• [Task to complete]: Scan the records for the word "text". Copy each line that includes it.

• [Stored data]:
□ □ □

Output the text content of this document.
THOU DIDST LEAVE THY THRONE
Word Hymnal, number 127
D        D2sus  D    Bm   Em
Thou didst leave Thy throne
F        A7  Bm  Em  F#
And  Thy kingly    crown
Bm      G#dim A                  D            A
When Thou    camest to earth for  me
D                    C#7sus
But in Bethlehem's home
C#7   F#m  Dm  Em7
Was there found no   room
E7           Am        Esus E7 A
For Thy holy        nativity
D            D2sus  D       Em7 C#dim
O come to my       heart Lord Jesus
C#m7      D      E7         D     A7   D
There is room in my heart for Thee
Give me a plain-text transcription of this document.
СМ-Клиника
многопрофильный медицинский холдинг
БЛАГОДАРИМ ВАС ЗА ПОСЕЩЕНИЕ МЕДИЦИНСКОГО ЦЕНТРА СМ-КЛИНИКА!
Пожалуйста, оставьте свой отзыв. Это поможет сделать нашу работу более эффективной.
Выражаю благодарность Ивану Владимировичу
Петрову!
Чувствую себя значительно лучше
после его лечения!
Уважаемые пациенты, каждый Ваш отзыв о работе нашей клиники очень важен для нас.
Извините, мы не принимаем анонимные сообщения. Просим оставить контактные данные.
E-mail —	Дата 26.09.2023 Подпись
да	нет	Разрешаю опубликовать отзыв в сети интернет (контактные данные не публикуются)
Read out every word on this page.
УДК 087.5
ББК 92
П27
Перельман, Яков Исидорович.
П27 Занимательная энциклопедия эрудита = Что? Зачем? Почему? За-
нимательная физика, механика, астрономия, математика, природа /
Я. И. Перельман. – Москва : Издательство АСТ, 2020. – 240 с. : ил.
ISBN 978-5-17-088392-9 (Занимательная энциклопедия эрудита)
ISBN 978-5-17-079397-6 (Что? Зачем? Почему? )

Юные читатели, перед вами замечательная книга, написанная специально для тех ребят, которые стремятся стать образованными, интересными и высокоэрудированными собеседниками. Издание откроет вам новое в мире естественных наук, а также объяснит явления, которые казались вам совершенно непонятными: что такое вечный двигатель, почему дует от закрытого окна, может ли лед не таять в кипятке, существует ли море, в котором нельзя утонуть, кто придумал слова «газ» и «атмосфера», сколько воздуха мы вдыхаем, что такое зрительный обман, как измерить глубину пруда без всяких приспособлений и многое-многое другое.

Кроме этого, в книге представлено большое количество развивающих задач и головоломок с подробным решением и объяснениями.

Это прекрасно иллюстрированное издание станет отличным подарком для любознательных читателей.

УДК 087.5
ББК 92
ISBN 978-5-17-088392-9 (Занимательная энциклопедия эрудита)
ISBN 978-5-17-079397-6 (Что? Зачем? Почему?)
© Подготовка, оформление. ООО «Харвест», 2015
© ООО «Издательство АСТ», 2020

□ □ □

• [Answer for the task]:
Output the text content of this document.
Give me a plain-text transcription of this document.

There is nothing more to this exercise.